■ BRIEF ■
Make an exact copy of all the records.

**** INPUT

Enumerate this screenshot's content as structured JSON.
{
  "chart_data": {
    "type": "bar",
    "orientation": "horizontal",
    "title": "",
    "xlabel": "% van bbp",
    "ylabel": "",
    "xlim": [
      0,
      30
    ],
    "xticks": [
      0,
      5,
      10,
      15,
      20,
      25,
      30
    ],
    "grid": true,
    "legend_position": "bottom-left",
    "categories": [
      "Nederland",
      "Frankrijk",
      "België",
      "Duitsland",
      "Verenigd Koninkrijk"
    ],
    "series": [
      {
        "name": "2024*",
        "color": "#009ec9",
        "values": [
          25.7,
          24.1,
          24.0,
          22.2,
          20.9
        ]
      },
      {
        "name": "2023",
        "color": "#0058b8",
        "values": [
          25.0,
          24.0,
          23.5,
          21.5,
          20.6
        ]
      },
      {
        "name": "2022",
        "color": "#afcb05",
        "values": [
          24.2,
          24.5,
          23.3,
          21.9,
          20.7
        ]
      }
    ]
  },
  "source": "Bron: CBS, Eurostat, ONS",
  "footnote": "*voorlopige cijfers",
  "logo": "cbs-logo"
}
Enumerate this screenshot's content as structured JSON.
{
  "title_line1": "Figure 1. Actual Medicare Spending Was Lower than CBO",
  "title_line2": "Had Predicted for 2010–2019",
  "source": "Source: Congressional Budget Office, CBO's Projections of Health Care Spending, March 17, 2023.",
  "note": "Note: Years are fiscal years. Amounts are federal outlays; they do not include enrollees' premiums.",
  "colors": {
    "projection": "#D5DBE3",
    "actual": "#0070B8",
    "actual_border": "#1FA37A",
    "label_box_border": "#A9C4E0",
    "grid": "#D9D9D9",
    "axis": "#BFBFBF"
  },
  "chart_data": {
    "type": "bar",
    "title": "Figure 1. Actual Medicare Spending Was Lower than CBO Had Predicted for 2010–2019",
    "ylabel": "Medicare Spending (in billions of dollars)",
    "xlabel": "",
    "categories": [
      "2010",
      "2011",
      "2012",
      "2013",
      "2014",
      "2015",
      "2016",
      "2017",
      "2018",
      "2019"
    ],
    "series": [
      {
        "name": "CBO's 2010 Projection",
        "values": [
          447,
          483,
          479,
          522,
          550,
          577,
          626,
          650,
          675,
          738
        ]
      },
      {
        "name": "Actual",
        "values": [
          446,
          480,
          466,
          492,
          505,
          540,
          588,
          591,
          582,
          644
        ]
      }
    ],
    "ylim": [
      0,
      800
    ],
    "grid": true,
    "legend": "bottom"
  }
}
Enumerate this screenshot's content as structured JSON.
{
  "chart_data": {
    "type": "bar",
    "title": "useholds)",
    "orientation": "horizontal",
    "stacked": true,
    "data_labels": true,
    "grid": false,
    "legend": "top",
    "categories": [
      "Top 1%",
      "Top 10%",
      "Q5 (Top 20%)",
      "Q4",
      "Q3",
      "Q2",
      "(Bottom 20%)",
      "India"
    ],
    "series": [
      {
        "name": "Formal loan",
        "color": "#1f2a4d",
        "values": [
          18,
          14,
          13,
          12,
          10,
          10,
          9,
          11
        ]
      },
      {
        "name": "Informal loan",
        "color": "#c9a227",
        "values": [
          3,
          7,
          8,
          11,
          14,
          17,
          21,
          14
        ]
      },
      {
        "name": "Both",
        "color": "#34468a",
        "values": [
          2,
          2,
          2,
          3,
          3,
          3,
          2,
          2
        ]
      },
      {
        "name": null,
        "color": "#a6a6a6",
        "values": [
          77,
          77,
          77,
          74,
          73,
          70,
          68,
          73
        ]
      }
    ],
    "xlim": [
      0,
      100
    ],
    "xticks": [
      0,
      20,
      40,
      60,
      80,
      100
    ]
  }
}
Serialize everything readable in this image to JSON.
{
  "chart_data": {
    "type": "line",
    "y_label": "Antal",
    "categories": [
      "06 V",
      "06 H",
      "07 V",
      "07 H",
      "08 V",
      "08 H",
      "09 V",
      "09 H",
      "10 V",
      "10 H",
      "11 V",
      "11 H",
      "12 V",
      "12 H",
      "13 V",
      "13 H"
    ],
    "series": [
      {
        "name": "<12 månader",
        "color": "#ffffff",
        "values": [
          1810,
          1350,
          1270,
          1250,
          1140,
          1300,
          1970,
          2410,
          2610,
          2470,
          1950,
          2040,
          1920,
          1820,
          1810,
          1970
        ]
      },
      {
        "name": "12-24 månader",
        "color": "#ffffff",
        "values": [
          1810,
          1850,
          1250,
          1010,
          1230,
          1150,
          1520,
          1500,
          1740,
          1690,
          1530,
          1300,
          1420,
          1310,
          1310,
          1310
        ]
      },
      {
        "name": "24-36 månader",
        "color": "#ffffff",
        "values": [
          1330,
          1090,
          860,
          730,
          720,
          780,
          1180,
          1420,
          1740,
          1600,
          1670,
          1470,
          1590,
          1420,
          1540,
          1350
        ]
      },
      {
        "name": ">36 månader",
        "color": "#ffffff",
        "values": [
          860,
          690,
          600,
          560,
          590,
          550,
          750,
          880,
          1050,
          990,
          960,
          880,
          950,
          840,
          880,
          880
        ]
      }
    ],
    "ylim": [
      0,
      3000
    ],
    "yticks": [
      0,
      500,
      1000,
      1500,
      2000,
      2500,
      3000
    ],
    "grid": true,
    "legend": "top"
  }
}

********

■ RESULT OF THIS TASK ■
Enumerate this screenshot's content as structured JSON.
{
  "chart_data": {
    "type": "bar",
    "orientation": "horizontal",
    "title": "",
    "xlabel": "% van bbp",
    "ylabel": "",
    "xlim": [
      0,
      30
    ],
    "xticks": [
      0,
      5,
      10,
      15,
      20,
      25,
      30
    ],
    "grid": true,
    "legend_position": "bottom-left",
    "categories": [
      "Nederland",
      "Frankrijk",
      "België",
      "Duitsland",
      "Verenigd Koninkrijk"
    ],
    "series": [
      {
        "name": "2024*",
        "color": "#009ec9",
        "values": [
          25.7,
          24.1,
          24.0,
          22.2,
          20.9
        ]
      },
      {
        "name": "2023",
        "color": "#0058b8",
        "values": [
          25.0,
          24.0,
          23.5,
          21.5,
          20.6
        ]
      },
      {
        "name": "2022",
        "color": "#afcb05",
        "values": [
          24.2,
          24.5,
          23.3,
          21.9,
          20.7
        ]
      }
    ]
  },
  "source": "Bron: CBS, Eurostat, ONS",
  "footnote": "*voorlopige cijfers",
  "logo": "cbs-logo"
}
Enumerate this screenshot's content as structured JSON.
{
  "title_line1": "Figure 1. Actual Medicare Spending Was Lower than CBO",
  "title_line2": "Had Predicted for 2010–2019",
  "source": "Source: Congressional Budget Office, CBO's Projections of Health Care Spending, March 17, 2023.",
  "note": "Note: Years are fiscal years. Amounts are federal outlays; they do not include enrollees' premiums.",
  "colors": {
    "projection": "#D5DBE3",
    "actual": "#0070B8",
    "actual_border": "#1FA37A",
    "label_box_border": "#A9C4E0",
    "grid": "#D9D9D9",
    "axis": "#BFBFBF"
  },
  "chart_data": {
    "type": "bar",
    "title": "Figure 1. Actual Medicare Spending Was Lower than CBO Had Predicted for 2010–2019",
    "ylabel": "Medicare Spending (in billions of dollars)",
    "xlabel": "",
    "categories": [
      "2010",
      "2011",
      "2012",
      "2013",
      "2014",
      "2015",
      "2016",
      "2017",
      "2018",
      "2019"
    ],
    "series": [
      {
        "name": "CBO's 2010 Projection",
        "values": [
          447,
          483,
          479,
          522,
          550,
          577,
          626,
          650,
          675,
          738
        ]
      },
      {
        "name": "Actual",
        "values": [
          446,
          480,
          466,
          492,
          505,
          540,
          588,
          591,
          582,
          644
        ]
      }
    ],
    "ylim": [
      0,
      800
    ],
    "grid": true,
    "legend": "bottom"
  }
}
Enumerate this screenshot's content as structured JSON.
{
  "chart_data": {
    "type": "bar",
    "title": "useholds)",
    "orientation": "horizontal",
    "stacked": true,
    "data_labels": true,
    "grid": false,
    "legend": "top",
    "categories": [
      "Top 1%",
      "Top 10%",
      "Q5 (Top 20%)",
      "Q4",
      "Q3",
      "Q2",
      "(Bottom 20%)",
      "India"
    ],
    "series": [
      {
        "name": "Formal loan",
        "color": "#1f2a4d",
        "values": [
          18,
          14,
          13,
          12,
          10,
          10,
          9,
          11
        ]
      },
      {
        "name": "Informal loan",
        "color": "#c9a227",
        "values": [
          3,
          7,
          8,
          11,
          14,
          17,
          21,
          14
        ]
      },
      {
        "name": "Both",
        "color": "#34468a",
        "values": [
          2,
          2,
          2,
          3,
          3,
          3,
          2,
          2
        ]
      },
      {
        "name": null,
        "color": "#a6a6a6",
        "values": [
          77,
          77,
          77,
          74,
          73,
          70,
          68,
          73
        ]
      }
    ],
    "xlim": [
      0,
      100
    ],
    "xticks": [
      0,
      20,
      40,
      60,
      80,
      100
    ]
  }
}
Serialize everything readable in this image to JSON.
{
  "chart_data": {
    "type": "line",
    "y_label": "Antal",
    "categories": [
      "06 V",
      "06 H",
      "07 V",
      "07 H",
      "08 V",
      "08 H",
      "09 V",
      "09 H",
      "10 V",
      "10 H",
      "11 V",
      "11 H",
      "12 V",
      "12 H",
      "13 V",
      "13 H"
    ],
    "series": [
      {
        "name": "<12 månader",
        "color": "#ffffff",
        "values": [
          1810,
          1350,
          1270,
          1250,
          1140,
          1300,
          1970,
          2410,
          2610,
          2470,
          1950,
          2040,
          1920,
          1820,
          1810,
          1970
        ]
      },
      {
        "name": "12-24 månader",
        "color": "#ffffff",
        "values": [
          1810,
          1850,
          1250,
          1010,
          1230,
          1150,
          1520,
          1500,
          1740,
          1690,
          1530,
          1300,
          1420,
          1310,
          1310,
          1310
        ]
      },
      {
        "name": "24-36 månader",
        "color": "#ffffff",
        "values": [
          1330,
          1090,
          860,
          730,
          720,
          780,
          1180,
          1420,
          1740,
          1600,
          1670,
          1470,
          1590,
          1420,
          1540,
          1350
        ]
      },
      {
        "name": ">36 månader",
        "color": "#ffffff",
        "values": [
          860,
          690,
          600,
          560,
          590,
          550,
          750,
          880,
          1050,
          990,
          960,
          880,
          950,
          840,
          880,
          880
        ]
      }
    ],
    "ylim": [
      0,
      3000
    ],
    "yticks": [
      0,
      500,
      1000,
      1500,
      2000,
      2500,
      3000
    ],
    "grid": true,
    "legend": "top"
  }
}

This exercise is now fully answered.